**Page extract:**
━━━━━━━━━━━━━━━━
A construction loan is a mortgage loan that is used to help finance a construction project of various types. The loan and appraisal is based on the completed project.

If you are purchasing a property that you will do the construction work on, the loan will be based on the entire project of land cost plus construction cost as well as the appraisal.

If you will be doing the work on a property you already own, the loan will be based on the completed project. The original cost of the property may or may not be a factor. Like a refinance, the construction loan will pay off any mortgage(s) you have on your home.

The loan is a permanent mortgage with a 30 year term (sometimes referred to as a “construction-perm” loan). There is one closing that takes place before construction begins. If you are purchasing the property, the closing would take place at the time you close on the land. There is no second closing once the project is complete.
━━━━━━━━━━━━━━━━
**Data:**
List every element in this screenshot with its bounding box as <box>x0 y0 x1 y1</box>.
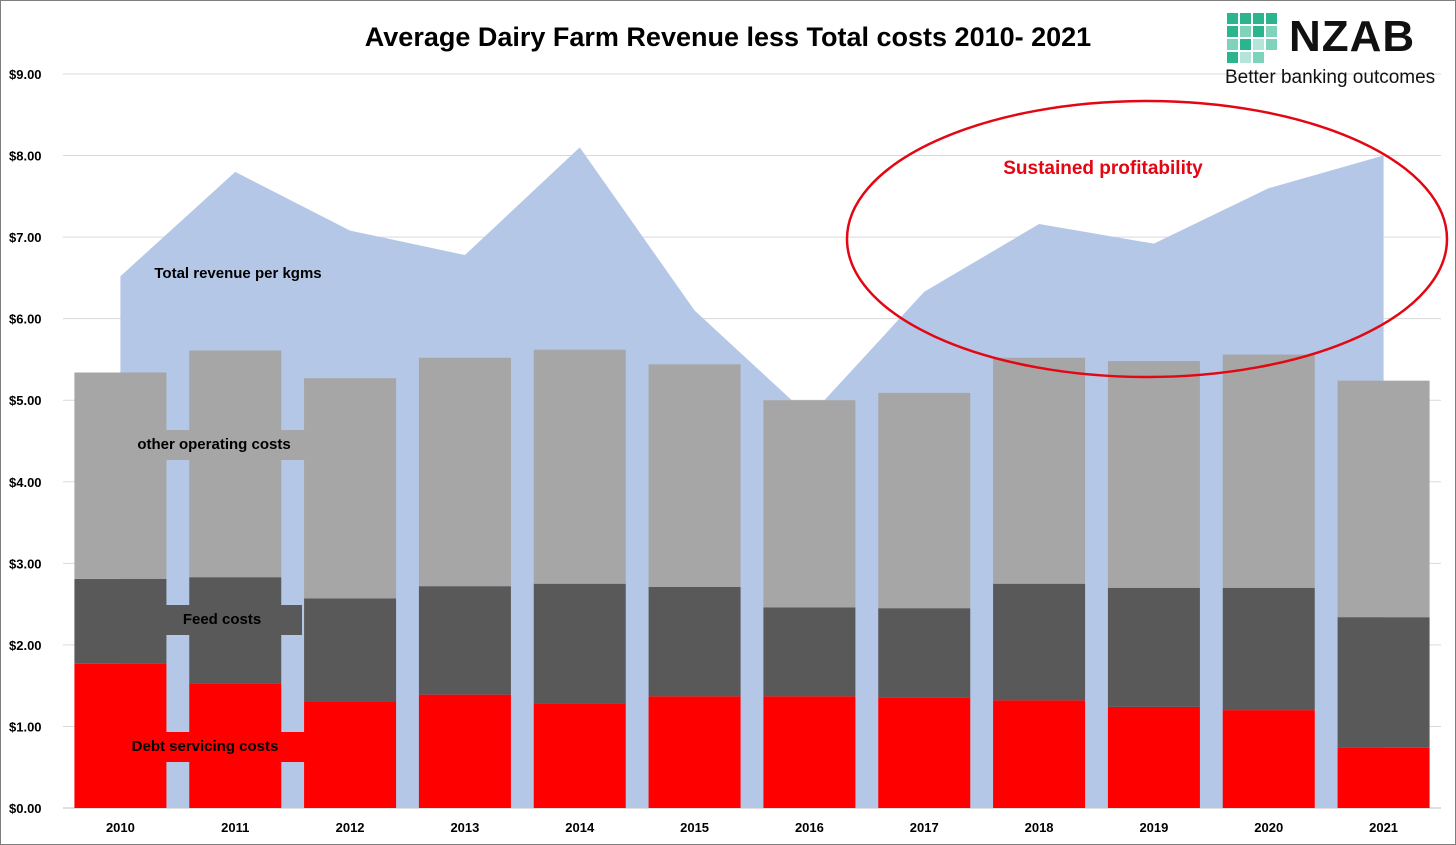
━━━━━━━━━━━━━━━━
**Set task:** Rewrite the construction loan text starting at the words that contain "If you are purchasing a" and ending after "on your home.", with "land cost" changed to "lot cost".

**Task response:**
If you are purchasing a property that you will do the construction work on, the loan will be based on the entire project of lot cost plus construction cost as well as the appraisal.

If you will be doing the work on a property you already own, the loan will be based on the completed project. The original cost of the property may or may not be a factor. Like a refinance, the construction loan will pay off any mortgage(s) you have on your home.